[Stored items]
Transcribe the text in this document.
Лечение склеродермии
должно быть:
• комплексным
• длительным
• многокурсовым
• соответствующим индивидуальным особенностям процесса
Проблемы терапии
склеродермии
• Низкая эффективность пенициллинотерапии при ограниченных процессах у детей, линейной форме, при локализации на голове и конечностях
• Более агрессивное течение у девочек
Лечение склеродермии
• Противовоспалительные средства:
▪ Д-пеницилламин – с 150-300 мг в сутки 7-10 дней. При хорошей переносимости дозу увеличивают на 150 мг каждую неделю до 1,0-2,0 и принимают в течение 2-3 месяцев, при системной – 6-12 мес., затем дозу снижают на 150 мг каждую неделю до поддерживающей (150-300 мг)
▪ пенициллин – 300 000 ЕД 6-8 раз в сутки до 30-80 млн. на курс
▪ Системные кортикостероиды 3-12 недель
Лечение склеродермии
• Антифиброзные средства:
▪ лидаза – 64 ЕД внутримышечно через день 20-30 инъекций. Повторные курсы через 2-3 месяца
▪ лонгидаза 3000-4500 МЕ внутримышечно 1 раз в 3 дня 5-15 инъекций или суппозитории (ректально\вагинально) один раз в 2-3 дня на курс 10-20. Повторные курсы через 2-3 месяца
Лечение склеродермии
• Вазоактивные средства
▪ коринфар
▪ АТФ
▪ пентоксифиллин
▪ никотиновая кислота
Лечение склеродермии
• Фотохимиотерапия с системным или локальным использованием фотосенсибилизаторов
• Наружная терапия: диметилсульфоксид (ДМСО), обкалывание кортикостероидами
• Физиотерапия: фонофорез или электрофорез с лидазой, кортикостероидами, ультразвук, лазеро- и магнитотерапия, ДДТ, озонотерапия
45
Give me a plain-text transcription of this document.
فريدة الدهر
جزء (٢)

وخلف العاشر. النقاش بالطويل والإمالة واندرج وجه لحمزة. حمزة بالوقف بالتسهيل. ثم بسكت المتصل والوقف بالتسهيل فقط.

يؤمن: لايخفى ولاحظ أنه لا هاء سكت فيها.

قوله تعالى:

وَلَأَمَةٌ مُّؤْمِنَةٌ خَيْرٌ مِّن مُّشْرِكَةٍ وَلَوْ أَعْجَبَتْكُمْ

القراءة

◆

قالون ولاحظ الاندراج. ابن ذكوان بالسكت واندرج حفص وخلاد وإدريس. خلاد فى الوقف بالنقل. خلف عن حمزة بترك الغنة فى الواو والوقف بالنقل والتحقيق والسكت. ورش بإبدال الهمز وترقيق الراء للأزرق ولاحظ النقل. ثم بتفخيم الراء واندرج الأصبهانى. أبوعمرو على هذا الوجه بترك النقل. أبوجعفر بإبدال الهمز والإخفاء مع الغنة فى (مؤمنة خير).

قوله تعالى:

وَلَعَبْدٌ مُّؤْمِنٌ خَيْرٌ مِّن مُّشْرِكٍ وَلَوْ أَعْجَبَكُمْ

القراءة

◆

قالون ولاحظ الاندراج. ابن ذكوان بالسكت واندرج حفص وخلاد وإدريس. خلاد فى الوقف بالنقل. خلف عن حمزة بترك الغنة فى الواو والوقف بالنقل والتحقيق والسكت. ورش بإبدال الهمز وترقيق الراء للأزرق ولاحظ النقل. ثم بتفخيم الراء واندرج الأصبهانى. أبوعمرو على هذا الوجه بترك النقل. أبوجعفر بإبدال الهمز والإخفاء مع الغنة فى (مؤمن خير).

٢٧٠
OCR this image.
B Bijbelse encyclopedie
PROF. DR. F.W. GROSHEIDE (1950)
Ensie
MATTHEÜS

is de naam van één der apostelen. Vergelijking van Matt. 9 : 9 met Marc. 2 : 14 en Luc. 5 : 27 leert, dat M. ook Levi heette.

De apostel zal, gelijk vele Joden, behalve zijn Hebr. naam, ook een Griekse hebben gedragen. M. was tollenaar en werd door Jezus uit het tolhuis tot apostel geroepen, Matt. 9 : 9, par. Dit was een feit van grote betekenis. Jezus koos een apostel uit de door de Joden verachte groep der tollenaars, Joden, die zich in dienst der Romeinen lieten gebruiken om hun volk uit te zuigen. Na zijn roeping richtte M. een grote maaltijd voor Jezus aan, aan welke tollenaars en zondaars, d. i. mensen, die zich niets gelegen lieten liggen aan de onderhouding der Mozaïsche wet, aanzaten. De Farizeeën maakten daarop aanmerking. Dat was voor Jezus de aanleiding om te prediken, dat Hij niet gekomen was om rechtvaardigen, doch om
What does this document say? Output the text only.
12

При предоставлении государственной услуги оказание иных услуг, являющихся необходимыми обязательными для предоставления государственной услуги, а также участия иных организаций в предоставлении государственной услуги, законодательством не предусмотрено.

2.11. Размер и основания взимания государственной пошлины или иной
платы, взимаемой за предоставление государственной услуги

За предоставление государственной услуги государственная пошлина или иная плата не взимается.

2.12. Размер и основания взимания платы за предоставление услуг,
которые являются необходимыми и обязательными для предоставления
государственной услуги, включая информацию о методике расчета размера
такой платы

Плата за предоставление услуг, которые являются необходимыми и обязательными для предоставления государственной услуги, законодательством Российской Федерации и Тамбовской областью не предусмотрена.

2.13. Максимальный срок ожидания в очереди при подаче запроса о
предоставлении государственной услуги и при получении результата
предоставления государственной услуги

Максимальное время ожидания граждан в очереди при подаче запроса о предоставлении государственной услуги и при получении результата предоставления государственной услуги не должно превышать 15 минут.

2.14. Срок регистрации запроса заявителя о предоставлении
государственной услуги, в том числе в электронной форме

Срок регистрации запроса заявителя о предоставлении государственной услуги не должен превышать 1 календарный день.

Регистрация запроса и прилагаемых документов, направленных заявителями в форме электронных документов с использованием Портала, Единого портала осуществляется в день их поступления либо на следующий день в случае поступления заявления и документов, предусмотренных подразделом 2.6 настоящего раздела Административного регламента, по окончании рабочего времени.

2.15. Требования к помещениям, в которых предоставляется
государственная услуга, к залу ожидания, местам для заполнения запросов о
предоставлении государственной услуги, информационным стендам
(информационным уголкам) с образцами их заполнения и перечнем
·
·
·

■ **WORK TO COMPLETE**: State the number of lines in the records that include "информационным", and write nothing else.

■ **SOLUTION TO THIS EXERCISE**: 2